Each entry in the listing below should be restated word for word.

[TASK INPUT]
• • • •
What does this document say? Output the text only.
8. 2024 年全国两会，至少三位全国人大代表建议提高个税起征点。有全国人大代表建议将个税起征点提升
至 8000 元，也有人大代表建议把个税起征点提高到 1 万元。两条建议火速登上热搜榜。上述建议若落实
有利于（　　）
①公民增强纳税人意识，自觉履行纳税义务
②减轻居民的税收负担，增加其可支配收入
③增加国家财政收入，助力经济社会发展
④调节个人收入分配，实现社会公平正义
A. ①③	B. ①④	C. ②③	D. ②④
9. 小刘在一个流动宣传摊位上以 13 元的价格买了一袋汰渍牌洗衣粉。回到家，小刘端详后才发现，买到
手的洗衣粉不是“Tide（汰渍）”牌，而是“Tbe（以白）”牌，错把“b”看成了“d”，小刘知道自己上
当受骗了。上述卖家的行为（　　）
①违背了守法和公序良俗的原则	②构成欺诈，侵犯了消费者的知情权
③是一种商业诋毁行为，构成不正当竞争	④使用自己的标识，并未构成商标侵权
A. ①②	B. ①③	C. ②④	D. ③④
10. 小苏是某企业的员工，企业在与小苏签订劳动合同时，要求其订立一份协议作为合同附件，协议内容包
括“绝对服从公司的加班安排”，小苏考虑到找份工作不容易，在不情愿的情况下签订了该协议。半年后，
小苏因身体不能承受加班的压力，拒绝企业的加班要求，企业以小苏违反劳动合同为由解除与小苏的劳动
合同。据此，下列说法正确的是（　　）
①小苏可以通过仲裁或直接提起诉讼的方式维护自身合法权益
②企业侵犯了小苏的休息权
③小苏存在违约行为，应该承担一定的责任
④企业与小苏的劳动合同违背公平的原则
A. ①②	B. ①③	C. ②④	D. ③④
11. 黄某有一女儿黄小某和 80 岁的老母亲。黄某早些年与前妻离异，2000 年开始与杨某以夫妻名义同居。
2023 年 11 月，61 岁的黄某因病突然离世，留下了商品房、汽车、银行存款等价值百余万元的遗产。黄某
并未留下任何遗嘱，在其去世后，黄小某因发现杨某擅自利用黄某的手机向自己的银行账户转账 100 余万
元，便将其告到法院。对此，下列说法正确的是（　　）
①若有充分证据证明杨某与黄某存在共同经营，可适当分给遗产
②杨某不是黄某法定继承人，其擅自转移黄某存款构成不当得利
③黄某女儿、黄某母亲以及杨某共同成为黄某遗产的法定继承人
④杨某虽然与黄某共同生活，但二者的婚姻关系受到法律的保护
• • • •
[OUTPUT FOR THIS TASK]
What does this document say? Output the text only.
8. 2024 年全国两会，至少三位全国人大代表建议提高个税起征点。有全国人大代表建议将个税起征点提升
至 8000 元，也有人大代表建议把个税起征点提高到 1 万元。两条建议火速登上热搜榜。上述建议若落实
有利于（　　）
①公民增强纳税人意识，自觉履行纳税义务
②减轻居民的税收负担，增加其可支配收入
③增加国家财政收入，助力经济社会发展
④调节个人收入分配，实现社会公平正义
A. ①③	B. ①④	C. ②③	D. ②④
9. 小刘在一个流动宣传摊位上以 13 元的价格买了一袋汰渍牌洗衣粉。回到家，小刘端详后才发现，买到
手的洗衣粉不是“Tide（汰渍）”牌，而是“Tbe（以白）”牌，错把“b”看成了“d”，小刘知道自己上
当受骗了。上述卖家的行为（　　）
①违背了守法和公序良俗的原则	②构成欺诈，侵犯了消费者的知情权
③是一种商业诋毁行为，构成不正当竞争	④使用自己的标识，并未构成商标侵权
A. ①②	B. ①③	C. ②④	D. ③④
10. 小苏是某企业的员工，企业在与小苏签订劳动合同时，要求其订立一份协议作为合同附件，协议内容包
括“绝对服从公司的加班安排”，小苏考虑到找份工作不容易，在不情愿的情况下签订了该协议。半年后，
小苏因身体不能承受加班的压力，拒绝企业的加班要求，企业以小苏违反劳动合同为由解除与小苏的劳动
合同。据此，下列说法正确的是（　　）
①小苏可以通过仲裁或直接提起诉讼的方式维护自身合法权益
②企业侵犯了小苏的休息权
③小苏存在违约行为，应该承担一定的责任
④企业与小苏的劳动合同违背公平的原则
A. ①②	B. ①③	C. ②④	D. ③④
11. 黄某有一女儿黄小某和 80 岁的老母亲。黄某早些年与前妻离异，2000 年开始与杨某以夫妻名义同居。
2023 年 11 月，61 岁的黄某因病突然离世，留下了商品房、汽车、银行存款等价值百余万元的遗产。黄某
并未留下任何遗嘱，在其去世后，黄小某因发现杨某擅自利用黄某的手机向自己的银行账户转账 100 余万
元，便将其告到法院。对此，下列说法正确的是（　　）
①若有充分证据证明杨某与黄某存在共同经营，可适当分给遗产
②杨某不是黄某法定继承人，其擅自转移黄某存款构成不当得利
③黄某女儿、黄某母亲以及杨某共同成为黄某遗产的法定继承人
④杨某虽然与黄某共同生活，但二者的婚姻关系受到法律的保护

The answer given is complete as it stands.